GIVEN REQUEST
Reproduce the full listing that appears beneath this instruction exactly.

DATA IN THIS EXERCISE
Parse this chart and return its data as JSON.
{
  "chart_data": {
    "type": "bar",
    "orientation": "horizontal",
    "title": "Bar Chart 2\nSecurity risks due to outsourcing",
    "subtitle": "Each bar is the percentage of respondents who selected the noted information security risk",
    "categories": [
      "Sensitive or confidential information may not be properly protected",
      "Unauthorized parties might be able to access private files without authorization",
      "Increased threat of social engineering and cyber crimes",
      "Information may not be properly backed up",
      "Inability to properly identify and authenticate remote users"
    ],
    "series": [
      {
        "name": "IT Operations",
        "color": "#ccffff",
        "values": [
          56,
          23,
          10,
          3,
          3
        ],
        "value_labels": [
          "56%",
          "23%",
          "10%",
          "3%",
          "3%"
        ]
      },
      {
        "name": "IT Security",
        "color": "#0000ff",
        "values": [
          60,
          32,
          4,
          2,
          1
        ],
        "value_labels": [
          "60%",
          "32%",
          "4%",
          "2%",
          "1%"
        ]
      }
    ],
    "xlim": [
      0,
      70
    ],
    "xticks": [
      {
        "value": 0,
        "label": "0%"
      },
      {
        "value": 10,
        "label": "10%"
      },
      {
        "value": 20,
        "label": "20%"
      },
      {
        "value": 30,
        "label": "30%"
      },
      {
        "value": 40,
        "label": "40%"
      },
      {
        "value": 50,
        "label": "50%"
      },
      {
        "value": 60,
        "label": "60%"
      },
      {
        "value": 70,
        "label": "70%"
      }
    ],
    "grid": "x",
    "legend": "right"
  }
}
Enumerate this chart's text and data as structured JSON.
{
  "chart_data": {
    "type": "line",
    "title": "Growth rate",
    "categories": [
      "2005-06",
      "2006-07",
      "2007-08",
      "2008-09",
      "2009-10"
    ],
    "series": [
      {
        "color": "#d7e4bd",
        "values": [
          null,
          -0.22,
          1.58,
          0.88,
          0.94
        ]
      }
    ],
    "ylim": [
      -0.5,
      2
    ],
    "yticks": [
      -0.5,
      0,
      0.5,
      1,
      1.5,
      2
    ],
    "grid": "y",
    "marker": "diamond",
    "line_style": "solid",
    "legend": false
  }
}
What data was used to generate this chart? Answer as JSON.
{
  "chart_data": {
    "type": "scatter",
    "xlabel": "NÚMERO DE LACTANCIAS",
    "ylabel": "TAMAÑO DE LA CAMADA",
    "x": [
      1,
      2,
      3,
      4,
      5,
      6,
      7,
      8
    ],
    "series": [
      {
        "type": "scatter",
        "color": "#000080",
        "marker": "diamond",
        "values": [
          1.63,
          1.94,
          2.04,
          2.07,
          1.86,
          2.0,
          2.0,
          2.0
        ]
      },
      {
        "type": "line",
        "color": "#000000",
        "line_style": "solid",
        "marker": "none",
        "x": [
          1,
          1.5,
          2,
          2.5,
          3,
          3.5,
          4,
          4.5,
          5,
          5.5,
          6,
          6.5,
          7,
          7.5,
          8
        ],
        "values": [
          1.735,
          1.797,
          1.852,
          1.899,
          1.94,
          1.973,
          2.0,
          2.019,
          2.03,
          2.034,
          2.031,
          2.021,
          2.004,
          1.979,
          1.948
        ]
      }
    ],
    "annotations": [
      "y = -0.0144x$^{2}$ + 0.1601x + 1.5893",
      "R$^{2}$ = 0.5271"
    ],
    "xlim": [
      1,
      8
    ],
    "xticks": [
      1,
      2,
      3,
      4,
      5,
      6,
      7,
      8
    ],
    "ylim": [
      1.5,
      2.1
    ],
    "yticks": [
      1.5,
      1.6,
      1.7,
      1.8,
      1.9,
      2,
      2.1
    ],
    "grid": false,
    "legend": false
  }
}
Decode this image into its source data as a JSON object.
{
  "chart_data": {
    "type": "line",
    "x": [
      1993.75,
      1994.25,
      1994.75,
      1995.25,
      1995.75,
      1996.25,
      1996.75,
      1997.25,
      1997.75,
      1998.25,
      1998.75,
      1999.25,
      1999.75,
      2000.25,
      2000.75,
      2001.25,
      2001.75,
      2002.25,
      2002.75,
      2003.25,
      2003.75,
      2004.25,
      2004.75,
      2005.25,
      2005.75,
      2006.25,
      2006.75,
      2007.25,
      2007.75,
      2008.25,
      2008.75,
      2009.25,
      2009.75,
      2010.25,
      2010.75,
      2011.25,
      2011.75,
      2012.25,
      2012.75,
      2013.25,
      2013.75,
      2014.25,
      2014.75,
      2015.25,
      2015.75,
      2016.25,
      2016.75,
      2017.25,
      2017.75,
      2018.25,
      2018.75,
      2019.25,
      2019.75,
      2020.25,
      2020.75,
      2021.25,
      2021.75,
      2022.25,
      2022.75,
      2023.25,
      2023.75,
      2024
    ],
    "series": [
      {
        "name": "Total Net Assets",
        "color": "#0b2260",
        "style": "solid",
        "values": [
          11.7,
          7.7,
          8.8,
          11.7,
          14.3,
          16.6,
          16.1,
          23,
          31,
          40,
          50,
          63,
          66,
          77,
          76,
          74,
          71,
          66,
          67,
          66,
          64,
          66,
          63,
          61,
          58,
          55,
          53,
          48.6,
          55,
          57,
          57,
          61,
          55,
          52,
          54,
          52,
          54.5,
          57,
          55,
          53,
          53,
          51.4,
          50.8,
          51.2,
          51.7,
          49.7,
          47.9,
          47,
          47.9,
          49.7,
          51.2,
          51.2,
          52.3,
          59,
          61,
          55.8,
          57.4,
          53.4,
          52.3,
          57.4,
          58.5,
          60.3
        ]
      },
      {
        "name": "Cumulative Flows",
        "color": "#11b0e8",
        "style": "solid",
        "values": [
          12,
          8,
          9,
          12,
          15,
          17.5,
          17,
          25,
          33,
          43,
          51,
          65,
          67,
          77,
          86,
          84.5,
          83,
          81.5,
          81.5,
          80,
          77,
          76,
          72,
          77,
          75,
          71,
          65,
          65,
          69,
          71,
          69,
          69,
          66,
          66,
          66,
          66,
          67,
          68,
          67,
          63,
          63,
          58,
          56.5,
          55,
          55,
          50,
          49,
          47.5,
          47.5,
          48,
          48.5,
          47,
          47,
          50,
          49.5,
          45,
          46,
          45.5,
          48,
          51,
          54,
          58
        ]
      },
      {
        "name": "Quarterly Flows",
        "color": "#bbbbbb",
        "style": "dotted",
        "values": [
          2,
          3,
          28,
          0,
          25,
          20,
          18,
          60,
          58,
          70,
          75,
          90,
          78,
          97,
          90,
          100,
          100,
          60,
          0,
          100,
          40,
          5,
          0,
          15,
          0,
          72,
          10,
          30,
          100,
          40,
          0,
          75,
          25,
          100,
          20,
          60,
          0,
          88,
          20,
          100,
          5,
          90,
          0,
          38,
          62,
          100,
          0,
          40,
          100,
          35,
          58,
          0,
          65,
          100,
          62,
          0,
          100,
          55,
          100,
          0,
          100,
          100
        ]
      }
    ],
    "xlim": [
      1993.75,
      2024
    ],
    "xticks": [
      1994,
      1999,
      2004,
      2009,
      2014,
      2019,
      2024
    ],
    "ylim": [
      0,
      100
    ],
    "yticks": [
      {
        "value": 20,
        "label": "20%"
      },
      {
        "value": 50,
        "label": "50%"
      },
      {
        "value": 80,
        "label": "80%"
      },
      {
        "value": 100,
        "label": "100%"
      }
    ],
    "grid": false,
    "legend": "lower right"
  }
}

RESULT OF THE TASK
Parse this chart and return its data as JSON.
{
  "chart_data": {
    "type": "bar",
    "orientation": "horizontal",
    "title": "Bar Chart 2\nSecurity risks due to outsourcing",
    "subtitle": "Each bar is the percentage of respondents who selected the noted information security risk",
    "categories": [
      "Sensitive or confidential information may not be properly protected",
      "Unauthorized parties might be able to access private files without authorization",
      "Increased threat of social engineering and cyber crimes",
      "Information may not be properly backed up",
      "Inability to properly identify and authenticate remote users"
    ],
    "series": [
      {
        "name": "IT Operations",
        "color": "#ccffff",
        "values": [
          56,
          23,
          10,
          3,
          3
        ],
        "value_labels": [
          "56%",
          "23%",
          "10%",
          "3%",
          "3%"
        ]
      },
      {
        "name": "IT Security",
        "color": "#0000ff",
        "values": [
          60,
          32,
          4,
          2,
          1
        ],
        "value_labels": [
          "60%",
          "32%",
          "4%",
          "2%",
          "1%"
        ]
      }
    ],
    "xlim": [
      0,
      70
    ],
    "xticks": [
      {
        "value": 0,
        "label": "0%"
      },
      {
        "value": 10,
        "label": "10%"
      },
      {
        "value": 20,
        "label": "20%"
      },
      {
        "value": 30,
        "label": "30%"
      },
      {
        "value": 40,
        "label": "40%"
      },
      {
        "value": 50,
        "label": "50%"
      },
      {
        "value": 60,
        "label": "60%"
      },
      {
        "value": 70,
        "label": "70%"
      }
    ],
    "grid": "x",
    "legend": "right"
  }
}
Enumerate this chart's text and data as structured JSON.
{
  "chart_data": {
    "type": "line",
    "title": "Growth rate",
    "categories": [
      "2005-06",
      "2006-07",
      "2007-08",
      "2008-09",
      "2009-10"
    ],
    "series": [
      {
        "color": "#d7e4bd",
        "values": [
          null,
          -0.22,
          1.58,
          0.88,
          0.94
        ]
      }
    ],
    "ylim": [
      -0.5,
      2
    ],
    "yticks": [
      -0.5,
      0,
      0.5,
      1,
      1.5,
      2
    ],
    "grid": "y",
    "marker": "diamond",
    "line_style": "solid",
    "legend": false
  }
}
What data was used to generate this chart? Answer as JSON.
{
  "chart_data": {
    "type": "scatter",
    "xlabel": "NÚMERO DE LACTANCIAS",
    "ylabel": "TAMAÑO DE LA CAMADA",
    "x": [
      1,
      2,
      3,
      4,
      5,
      6,
      7,
      8
    ],
    "series": [
      {
        "type": "scatter",
        "color": "#000080",
        "marker": "diamond",
        "values": [
          1.63,
          1.94,
          2.04,
          2.07,
          1.86,
          2.0,
          2.0,
          2.0
        ]
      },
      {
        "type": "line",
        "color": "#000000",
        "line_style": "solid",
        "marker": "none",
        "x": [
          1,
          1.5,
          2,
          2.5,
          3,
          3.5,
          4,
          4.5,
          5,
          5.5,
          6,
          6.5,
          7,
          7.5,
          8
        ],
        "values": [
          1.735,
          1.797,
          1.852,
          1.899,
          1.94,
          1.973,
          2.0,
          2.019,
          2.03,
          2.034,
          2.031,
          2.021,
          2.004,
          1.979,
          1.948
        ]
      }
    ],
    "annotations": [
      "y = -0.0144x$^{2}$ + 0.1601x + 1.5893",
      "R$^{2}$ = 0.5271"
    ],
    "xlim": [
      1,
      8
    ],
    "xticks": [
      1,
      2,
      3,
      4,
      5,
      6,
      7,
      8
    ],
    "ylim": [
      1.5,
      2.1
    ],
    "yticks": [
      1.5,
      1.6,
      1.7,
      1.8,
      1.9,
      2,
      2.1
    ],
    "grid": false,
    "legend": false
  }
}
Decode this image into its source data as a JSON object.
{
  "chart_data": {
    "type": "line",
    "x": [
      1993.75,
      1994.25,
      1994.75,
      1995.25,
      1995.75,
      1996.25,
      1996.75,
      1997.25,
      1997.75,
      1998.25,
      1998.75,
      1999.25,
      1999.75,
      2000.25,
      2000.75,
      2001.25,
      2001.75,
      2002.25,
      2002.75,
      2003.25,
      2003.75,
      2004.25,
      2004.75,
      2005.25,
      2005.75,
      2006.25,
      2006.75,
      2007.25,
      2007.75,
      2008.25,
      2008.75,
      2009.25,
      2009.75,
      2010.25,
      2010.75,
      2011.25,
      2011.75,
      2012.25,
      2012.75,
      2013.25,
      2013.75,
      2014.25,
      2014.75,
      2015.25,
      2015.75,
      2016.25,
      2016.75,
      2017.25,
      2017.75,
      2018.25,
      2018.75,
      2019.25,
      2019.75,
      2020.25,
      2020.75,
      2021.25,
      2021.75,
      2022.25,
      2022.75,
      2023.25,
      2023.75,
      2024
    ],
    "series": [
      {
        "name": "Total Net Assets",
        "color": "#0b2260",
        "style": "solid",
        "values": [
          11.7,
          7.7,
          8.8,
          11.7,
          14.3,
          16.6,
          16.1,
          23,
          31,
          40,
          50,
          63,
          66,
          77,
          76,
          74,
          71,
          66,
          67,
          66,
          64,
          66,
          63,
          61,
          58,
          55,
          53,
          48.6,
          55,
          57,
          57,
          61,
          55,
          52,
          54,
          52,
          54.5,
          57,
          55,
          53,
          53,
          51.4,
          50.8,
          51.2,
          51.7,
          49.7,
          47.9,
          47,
          47.9,
          49.7,
          51.2,
          51.2,
          52.3,
          59,
          61,
          55.8,
          57.4,
          53.4,
          52.3,
          57.4,
          58.5,
          60.3
        ]
      },
      {
        "name": "Cumulative Flows",
        "color": "#11b0e8",
        "style": "solid",
        "values": [
          12,
          8,
          9,
          12,
          15,
          17.5,
          17,
          25,
          33,
          43,
          51,
          65,
          67,
          77,
          86,
          84.5,
          83,
          81.5,
          81.5,
          80,
          77,
          76,
          72,
          77,
          75,
          71,
          65,
          65,
          69,
          71,
          69,
          69,
          66,
          66,
          66,
          66,
          67,
          68,
          67,
          63,
          63,
          58,
          56.5,
          55,
          55,
          50,
          49,
          47.5,
          47.5,
          48,
          48.5,
          47,
          47,
          50,
          49.5,
          45,
          46,
          45.5,
          48,
          51,
          54,
          58
        ]
      },
      {
        "name": "Quarterly Flows",
        "color": "#bbbbbb",
        "style": "dotted",
        "values": [
          2,
          3,
          28,
          0,
          25,
          20,
          18,
          60,
          58,
          70,
          75,
          90,
          78,
          97,
          90,
          100,
          100,
          60,
          0,
          100,
          40,
          5,
          0,
          15,
          0,
          72,
          10,
          30,
          100,
          40,
          0,
          75,
          25,
          100,
          20,
          60,
          0,
          88,
          20,
          100,
          5,
          90,
          0,
          38,
          62,
          100,
          0,
          40,
          100,
          35,
          58,
          0,
          65,
          100,
          62,
          0,
          100,
          55,
          100,
          0,
          100,
          100
        ]
      }
    ],
    "xlim": [
      1993.75,
      2024
    ],
    "xticks": [
      1994,
      1999,
      2004,
      2009,
      2014,
      2019,
      2024
    ],
    "ylim": [
      0,
      100
    ],
    "yticks": [
      {
        "value": 20,
        "label": "20%"
      },
      {
        "value": 50,
        "label": "50%"
      },
      {
        "value": 80,
        "label": "80%"
      },
      {
        "value": 100,
        "label": "100%"
      }
    ],
    "grid": false,
    "legend": "lower right"
  }
}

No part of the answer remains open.